## SUPPLIED MATERIAL
%%

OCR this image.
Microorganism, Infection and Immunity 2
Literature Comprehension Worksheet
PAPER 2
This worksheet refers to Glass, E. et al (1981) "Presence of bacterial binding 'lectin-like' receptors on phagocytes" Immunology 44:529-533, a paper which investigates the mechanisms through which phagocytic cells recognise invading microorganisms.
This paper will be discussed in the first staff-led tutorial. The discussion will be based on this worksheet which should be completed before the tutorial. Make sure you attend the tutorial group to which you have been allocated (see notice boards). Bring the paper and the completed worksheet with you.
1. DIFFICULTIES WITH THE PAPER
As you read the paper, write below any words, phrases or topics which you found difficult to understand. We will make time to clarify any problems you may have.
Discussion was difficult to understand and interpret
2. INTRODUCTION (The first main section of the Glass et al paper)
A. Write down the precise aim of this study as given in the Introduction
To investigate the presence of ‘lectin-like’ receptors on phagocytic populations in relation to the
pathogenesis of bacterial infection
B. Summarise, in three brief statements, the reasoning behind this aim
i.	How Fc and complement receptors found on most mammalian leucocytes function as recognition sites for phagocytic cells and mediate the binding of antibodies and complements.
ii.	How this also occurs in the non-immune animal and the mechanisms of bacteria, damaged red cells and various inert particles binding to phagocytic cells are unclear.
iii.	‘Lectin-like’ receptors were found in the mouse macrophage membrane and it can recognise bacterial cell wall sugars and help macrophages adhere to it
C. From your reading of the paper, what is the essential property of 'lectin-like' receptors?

%%

## WORK INSTRUCTIONS
State in a single number how many lines in the data include the word "have".

## RESPONSE TO THE EXERCISE
2